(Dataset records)
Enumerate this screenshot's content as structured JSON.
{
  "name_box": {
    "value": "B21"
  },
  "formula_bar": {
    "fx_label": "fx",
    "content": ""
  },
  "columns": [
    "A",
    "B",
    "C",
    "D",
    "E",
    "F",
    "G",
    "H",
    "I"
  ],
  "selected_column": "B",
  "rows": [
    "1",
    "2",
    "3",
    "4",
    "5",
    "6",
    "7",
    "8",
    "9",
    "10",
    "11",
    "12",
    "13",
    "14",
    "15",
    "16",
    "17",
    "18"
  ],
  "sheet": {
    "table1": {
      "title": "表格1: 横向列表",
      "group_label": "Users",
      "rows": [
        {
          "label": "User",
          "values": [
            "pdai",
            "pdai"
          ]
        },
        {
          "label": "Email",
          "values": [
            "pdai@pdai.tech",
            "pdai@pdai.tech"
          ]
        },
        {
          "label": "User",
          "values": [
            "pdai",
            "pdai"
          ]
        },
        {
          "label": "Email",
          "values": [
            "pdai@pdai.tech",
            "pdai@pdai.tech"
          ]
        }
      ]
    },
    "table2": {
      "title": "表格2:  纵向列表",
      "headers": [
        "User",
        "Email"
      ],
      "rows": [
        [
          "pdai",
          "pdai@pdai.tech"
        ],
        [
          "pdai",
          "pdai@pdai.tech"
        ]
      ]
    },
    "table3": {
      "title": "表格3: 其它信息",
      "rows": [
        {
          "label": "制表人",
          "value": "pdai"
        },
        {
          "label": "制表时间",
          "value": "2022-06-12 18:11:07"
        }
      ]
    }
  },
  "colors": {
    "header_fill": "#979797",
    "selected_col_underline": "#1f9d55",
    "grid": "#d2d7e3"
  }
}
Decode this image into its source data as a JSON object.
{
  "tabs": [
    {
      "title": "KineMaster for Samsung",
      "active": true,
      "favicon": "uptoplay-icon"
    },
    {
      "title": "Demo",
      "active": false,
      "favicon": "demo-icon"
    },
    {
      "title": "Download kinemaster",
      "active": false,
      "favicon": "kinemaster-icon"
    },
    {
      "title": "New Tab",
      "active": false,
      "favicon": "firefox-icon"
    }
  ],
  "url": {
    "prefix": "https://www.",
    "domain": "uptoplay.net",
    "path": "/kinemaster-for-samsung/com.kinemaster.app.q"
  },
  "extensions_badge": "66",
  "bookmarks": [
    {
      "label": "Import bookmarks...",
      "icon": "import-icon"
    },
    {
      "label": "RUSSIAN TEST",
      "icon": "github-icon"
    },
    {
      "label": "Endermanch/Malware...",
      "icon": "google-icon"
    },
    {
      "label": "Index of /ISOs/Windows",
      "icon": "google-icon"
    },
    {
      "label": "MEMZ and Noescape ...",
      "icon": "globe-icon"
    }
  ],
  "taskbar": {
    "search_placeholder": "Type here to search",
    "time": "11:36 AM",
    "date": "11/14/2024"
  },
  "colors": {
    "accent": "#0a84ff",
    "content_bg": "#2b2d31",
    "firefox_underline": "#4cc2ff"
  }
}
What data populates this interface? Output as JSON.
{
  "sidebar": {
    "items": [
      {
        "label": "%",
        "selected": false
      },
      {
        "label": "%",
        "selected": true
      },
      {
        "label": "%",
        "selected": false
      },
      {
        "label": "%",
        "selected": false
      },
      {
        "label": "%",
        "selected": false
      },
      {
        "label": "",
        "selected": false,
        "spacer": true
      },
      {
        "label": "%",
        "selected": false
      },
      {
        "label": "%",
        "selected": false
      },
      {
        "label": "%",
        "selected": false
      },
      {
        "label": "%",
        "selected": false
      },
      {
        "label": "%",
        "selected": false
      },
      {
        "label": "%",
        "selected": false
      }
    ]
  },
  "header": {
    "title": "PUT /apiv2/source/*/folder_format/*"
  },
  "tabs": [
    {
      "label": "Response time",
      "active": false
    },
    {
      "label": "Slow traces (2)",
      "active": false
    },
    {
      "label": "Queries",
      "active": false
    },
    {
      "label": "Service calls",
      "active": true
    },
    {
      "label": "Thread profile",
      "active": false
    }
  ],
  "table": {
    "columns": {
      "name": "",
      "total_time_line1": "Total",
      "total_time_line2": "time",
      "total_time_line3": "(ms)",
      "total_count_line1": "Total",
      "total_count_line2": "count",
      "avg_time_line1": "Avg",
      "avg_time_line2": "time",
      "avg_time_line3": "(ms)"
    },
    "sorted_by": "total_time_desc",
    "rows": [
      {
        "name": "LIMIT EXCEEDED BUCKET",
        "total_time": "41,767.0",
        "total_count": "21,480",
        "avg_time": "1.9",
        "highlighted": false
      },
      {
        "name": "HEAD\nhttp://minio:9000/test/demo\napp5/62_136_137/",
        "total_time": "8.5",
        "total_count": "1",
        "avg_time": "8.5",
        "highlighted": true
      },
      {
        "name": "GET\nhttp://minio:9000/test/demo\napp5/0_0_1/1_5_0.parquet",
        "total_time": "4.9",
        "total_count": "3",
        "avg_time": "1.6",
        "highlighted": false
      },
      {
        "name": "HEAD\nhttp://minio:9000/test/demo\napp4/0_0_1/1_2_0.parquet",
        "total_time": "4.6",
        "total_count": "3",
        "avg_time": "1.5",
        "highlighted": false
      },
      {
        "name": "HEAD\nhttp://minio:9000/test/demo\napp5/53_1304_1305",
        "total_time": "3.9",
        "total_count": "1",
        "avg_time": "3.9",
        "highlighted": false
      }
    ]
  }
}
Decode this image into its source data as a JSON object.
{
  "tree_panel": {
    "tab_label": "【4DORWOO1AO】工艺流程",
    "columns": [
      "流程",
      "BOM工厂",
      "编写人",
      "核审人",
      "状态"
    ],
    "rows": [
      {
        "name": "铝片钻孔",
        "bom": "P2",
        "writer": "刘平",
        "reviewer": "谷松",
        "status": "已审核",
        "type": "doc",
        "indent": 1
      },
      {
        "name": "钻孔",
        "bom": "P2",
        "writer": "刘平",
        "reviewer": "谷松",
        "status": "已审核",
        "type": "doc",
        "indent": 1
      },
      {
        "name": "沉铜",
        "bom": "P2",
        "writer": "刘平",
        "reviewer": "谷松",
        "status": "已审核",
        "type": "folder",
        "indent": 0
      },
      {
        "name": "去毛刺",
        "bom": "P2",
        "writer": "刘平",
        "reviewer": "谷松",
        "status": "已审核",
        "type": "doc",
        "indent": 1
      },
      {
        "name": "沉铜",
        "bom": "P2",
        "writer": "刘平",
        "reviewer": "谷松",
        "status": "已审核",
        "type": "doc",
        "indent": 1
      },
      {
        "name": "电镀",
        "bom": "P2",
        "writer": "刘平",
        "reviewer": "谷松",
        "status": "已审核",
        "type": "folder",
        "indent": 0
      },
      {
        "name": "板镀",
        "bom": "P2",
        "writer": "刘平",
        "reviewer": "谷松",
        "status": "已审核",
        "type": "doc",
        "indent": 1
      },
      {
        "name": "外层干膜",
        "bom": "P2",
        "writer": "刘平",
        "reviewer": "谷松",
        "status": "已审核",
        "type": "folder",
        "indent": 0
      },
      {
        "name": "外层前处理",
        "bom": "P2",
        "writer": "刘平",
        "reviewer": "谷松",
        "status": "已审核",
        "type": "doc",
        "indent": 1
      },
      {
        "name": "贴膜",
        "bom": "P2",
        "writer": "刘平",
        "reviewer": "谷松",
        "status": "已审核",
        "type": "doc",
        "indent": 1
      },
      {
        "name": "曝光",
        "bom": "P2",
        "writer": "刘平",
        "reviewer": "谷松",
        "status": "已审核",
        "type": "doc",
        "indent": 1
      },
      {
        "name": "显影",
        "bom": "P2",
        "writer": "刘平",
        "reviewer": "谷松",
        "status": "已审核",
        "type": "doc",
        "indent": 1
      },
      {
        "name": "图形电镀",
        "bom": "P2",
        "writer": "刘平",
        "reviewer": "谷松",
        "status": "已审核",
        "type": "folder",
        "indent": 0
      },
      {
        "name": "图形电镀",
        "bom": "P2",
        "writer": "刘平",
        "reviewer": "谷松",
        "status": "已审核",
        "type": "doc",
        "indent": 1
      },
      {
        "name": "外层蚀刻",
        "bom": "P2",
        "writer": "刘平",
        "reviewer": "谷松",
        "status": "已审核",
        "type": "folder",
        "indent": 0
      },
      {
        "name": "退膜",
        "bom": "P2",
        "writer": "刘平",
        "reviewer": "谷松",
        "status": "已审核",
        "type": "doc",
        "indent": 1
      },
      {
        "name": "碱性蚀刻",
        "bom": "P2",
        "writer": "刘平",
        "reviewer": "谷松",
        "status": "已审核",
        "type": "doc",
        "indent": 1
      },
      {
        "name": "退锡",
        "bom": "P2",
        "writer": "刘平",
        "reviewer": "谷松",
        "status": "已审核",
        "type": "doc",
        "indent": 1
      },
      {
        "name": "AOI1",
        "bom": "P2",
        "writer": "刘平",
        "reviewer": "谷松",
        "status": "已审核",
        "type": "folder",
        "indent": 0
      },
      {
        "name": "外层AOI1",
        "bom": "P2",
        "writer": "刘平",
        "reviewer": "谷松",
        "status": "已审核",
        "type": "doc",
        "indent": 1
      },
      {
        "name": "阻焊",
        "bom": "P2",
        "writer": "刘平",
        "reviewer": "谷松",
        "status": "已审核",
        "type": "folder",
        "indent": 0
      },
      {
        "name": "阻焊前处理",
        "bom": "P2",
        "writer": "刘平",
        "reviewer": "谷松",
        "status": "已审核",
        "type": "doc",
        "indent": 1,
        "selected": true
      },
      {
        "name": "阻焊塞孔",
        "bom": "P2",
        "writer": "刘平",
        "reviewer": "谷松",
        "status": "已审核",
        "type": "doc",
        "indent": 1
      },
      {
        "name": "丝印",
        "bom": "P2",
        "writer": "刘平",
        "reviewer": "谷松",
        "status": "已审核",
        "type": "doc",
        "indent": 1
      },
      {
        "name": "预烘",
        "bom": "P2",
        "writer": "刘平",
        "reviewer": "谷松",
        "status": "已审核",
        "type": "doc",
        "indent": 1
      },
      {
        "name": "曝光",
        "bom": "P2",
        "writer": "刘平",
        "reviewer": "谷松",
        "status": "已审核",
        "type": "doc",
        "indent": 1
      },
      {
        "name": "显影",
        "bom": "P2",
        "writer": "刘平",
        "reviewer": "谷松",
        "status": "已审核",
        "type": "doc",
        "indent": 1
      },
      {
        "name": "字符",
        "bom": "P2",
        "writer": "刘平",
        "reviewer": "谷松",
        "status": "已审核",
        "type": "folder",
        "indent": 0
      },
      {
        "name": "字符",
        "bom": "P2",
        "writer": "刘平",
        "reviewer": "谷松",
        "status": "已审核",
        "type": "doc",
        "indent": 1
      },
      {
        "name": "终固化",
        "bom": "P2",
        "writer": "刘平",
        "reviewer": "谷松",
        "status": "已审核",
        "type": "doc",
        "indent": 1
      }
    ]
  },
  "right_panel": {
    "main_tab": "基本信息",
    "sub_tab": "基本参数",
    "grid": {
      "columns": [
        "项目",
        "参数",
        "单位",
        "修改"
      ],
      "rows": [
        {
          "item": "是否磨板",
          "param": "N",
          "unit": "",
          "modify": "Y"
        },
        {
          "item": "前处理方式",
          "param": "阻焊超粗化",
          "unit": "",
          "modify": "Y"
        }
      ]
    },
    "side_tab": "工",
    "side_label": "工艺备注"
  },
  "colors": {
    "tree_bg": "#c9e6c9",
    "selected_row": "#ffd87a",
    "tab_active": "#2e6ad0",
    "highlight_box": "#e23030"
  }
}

Requirements: Copy all the lines above that hold the string "favicon".

Exercise response:
      "favicon": "uptoplay-icon"
      "favicon": "demo-icon"
      "favicon": "kinemaster-icon"
      "favicon": "firefox-icon"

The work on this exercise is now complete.